■ OBJECTIVE: Write out the whole listing word for word.
================================
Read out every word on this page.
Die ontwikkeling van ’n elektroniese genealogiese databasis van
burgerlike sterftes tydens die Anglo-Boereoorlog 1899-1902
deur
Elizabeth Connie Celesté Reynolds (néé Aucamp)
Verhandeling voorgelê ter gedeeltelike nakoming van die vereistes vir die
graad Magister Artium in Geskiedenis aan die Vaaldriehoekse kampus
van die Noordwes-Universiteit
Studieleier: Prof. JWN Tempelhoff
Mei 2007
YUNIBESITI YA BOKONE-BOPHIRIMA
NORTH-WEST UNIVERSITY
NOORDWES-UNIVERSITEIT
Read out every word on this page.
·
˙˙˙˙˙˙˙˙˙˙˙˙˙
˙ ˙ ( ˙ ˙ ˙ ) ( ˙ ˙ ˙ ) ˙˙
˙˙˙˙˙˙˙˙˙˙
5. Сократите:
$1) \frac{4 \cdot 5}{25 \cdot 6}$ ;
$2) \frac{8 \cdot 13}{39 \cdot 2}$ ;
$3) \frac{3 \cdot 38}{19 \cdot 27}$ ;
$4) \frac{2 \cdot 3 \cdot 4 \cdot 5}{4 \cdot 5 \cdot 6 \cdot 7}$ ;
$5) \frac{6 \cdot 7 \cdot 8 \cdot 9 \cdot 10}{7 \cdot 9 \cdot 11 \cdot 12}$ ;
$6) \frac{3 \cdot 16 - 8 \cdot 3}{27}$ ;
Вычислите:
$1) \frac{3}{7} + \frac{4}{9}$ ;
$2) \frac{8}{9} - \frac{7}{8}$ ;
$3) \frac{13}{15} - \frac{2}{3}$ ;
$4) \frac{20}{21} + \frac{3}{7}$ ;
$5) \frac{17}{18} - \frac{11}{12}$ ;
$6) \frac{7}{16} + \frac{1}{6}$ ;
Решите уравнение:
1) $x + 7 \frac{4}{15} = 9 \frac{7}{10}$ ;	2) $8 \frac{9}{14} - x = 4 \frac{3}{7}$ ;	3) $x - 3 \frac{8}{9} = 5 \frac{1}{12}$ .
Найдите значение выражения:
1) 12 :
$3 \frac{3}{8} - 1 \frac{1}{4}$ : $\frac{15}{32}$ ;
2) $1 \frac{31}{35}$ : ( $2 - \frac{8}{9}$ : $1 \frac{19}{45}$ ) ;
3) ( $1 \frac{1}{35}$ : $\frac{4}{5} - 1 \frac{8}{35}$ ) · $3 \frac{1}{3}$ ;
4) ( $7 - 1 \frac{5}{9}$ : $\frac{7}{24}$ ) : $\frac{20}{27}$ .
================================
■ ANSWER IN FULL:
Read out every word on this page.
Die ontwikkeling van ’n elektroniese genealogiese databasis van
burgerlike sterftes tydens die Anglo-Boereoorlog 1899-1902
deur
Elizabeth Connie Celesté Reynolds (néé Aucamp)
Verhandeling voorgelê ter gedeeltelike nakoming van die vereistes vir die
graad Magister Artium in Geskiedenis aan die Vaaldriehoekse kampus
van die Noordwes-Universiteit
Studieleier: Prof. JWN Tempelhoff
Mei 2007
YUNIBESITI YA BOKONE-BOPHIRIMA
NORTH-WEST UNIVERSITY
NOORDWES-UNIVERSITEIT
Read out every word on this page.
·
˙˙˙˙˙˙˙˙˙˙˙˙˙
˙ ˙ ( ˙ ˙ ˙ ) ( ˙ ˙ ˙ ) ˙˙
˙˙˙˙˙˙˙˙˙˙
5. Сократите:
$1) \frac{4 \cdot 5}{25 \cdot 6}$ ;
$2) \frac{8 \cdot 13}{39 \cdot 2}$ ;
$3) \frac{3 \cdot 38}{19 \cdot 27}$ ;
$4) \frac{2 \cdot 3 \cdot 4 \cdot 5}{4 \cdot 5 \cdot 6 \cdot 7}$ ;
$5) \frac{6 \cdot 7 \cdot 8 \cdot 9 \cdot 10}{7 \cdot 9 \cdot 11 \cdot 12}$ ;
$6) \frac{3 \cdot 16 - 8 \cdot 3}{27}$ ;
Вычислите:
$1) \frac{3}{7} + \frac{4}{9}$ ;
$2) \frac{8}{9} - \frac{7}{8}$ ;
$3) \frac{13}{15} - \frac{2}{3}$ ;
$4) \frac{20}{21} + \frac{3}{7}$ ;
$5) \frac{17}{18} - \frac{11}{12}$ ;
$6) \frac{7}{16} + \frac{1}{6}$ ;
Решите уравнение:
1) $x + 7 \frac{4}{15} = 9 \frac{7}{10}$ ;	2) $8 \frac{9}{14} - x = 4 \frac{3}{7}$ ;	3) $x - 3 \frac{8}{9} = 5 \frac{1}{12}$ .
Найдите значение выражения:
1) 12 :
$3 \frac{3}{8} - 1 \frac{1}{4}$ : $\frac{15}{32}$ ;
2) $1 \frac{31}{35}$ : ( $2 - \frac{8}{9}$ : $1 \frac{19}{45}$ ) ;
3) ( $1 \frac{1}{35}$ : $\frac{4}{5} - 1 \frac{8}{35}$ ) · $3 \frac{1}{3}$ ;
4) ( $7 - 1 \frac{5}{9}$ : $\frac{7}{24}$ ) : $\frac{20}{27}$ .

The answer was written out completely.